Gather all lines in the records below that include the word "alternativi".
* BEGIN PROVIDED MATERIAL *
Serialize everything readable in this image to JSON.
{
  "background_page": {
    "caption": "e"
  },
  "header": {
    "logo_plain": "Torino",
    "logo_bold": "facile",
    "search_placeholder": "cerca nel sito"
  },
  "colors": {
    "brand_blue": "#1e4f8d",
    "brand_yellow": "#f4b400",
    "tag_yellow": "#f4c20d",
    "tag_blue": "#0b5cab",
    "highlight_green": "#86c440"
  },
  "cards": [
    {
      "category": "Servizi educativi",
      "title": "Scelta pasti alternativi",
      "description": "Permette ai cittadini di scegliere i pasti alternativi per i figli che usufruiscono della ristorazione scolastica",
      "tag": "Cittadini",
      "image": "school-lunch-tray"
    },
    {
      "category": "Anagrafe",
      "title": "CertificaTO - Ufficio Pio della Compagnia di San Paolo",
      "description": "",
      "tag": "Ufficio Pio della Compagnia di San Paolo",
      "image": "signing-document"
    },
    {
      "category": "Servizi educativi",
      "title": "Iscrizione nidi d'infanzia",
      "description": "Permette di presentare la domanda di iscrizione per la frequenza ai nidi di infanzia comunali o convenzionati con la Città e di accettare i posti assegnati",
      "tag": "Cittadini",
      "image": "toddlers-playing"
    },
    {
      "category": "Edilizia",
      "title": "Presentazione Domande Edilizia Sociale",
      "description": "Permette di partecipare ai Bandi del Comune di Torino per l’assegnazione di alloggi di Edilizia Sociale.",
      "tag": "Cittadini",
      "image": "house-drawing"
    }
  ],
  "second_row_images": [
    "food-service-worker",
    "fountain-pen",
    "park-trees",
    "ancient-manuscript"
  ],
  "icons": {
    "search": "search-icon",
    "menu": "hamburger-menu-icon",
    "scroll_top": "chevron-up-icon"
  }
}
* END PROVIDED MATERIAL *
__SOLUTION FOR THIS TASK__.
      "title": "Scelta pasti alternativi",
      "description": "Permette ai cittadini di scegliere i pasti alternativi per i figli che usufruiscono della ristorazione scolastica",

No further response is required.